=== TASK DATA ===
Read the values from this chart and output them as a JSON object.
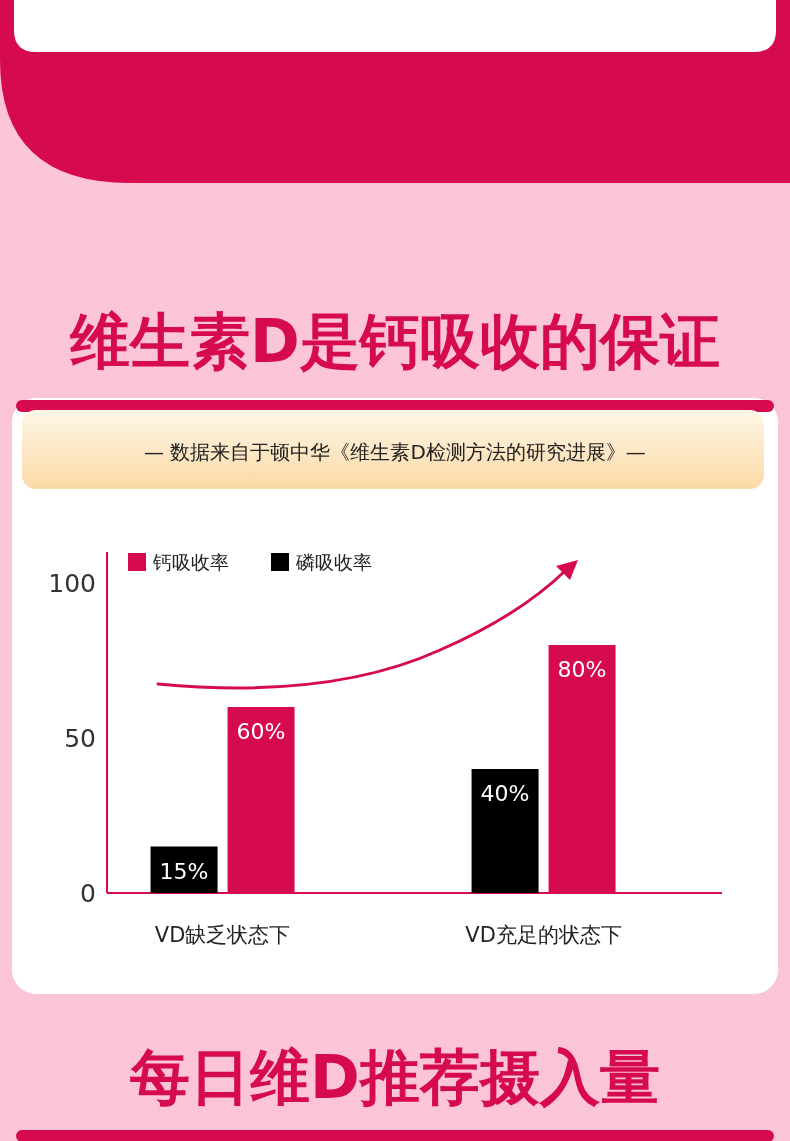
{
  "chart_data": {
    "type": "bar",
    "title": "维生素D是钙吸收的保证",
    "subtitle": "— 数据来自于顿中华《维生素D检测方法的研究进展》—",
    "categories": [
      "VD缺乏状态下",
      "VD充足的状态下"
    ],
    "series": [
      {
        "name": "钙吸收率",
        "color": "#d60a50",
        "values": [
          60,
          80
        ],
        "value_labels": [
          "60%",
          "80%"
        ]
      },
      {
        "name": "磷吸收率",
        "color": "#000000",
        "values": [
          15,
          40
        ],
        "value_labels": [
          "15%",
          "40%"
        ]
      }
    ],
    "ylim": [
      0,
      110
    ],
    "yticks": [
      0,
      50,
      100
    ],
    "grid": false,
    "legend": "top left",
    "annotations": [
      "每日维D推荐摄入量"
    ]
  }
}
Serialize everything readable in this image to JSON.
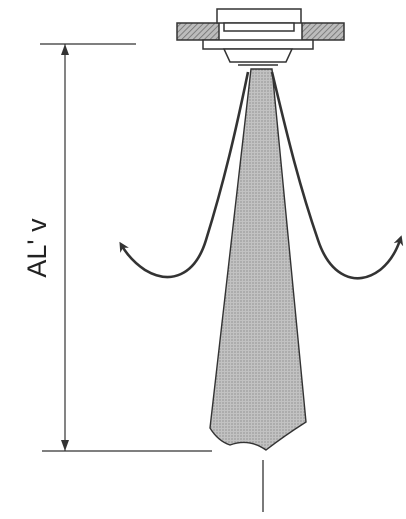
{
  "diagram": {
    "dimension_label": "AL' v",
    "colors": {
      "stroke": "#333333",
      "jet_fill": "#b5b5b5",
      "fixture_fill": "#9a9a9a"
    }
  }
}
===
## THE TASK
From the line with "Serialize everything readable" down to the end of the entries, retype each line exactly as written, but drop the pictures.

## SOLUTION FOR THIS TASK
Serialize everything readable in this image to JSON.
{
  "diagram": {
    "dimension_label": "AL' v",
    "colors": {
      "stroke": "#333333",
      "jet_fill": "#b5b5b5",
      "fixture_fill": "#9a9a9a"
    }
  }
}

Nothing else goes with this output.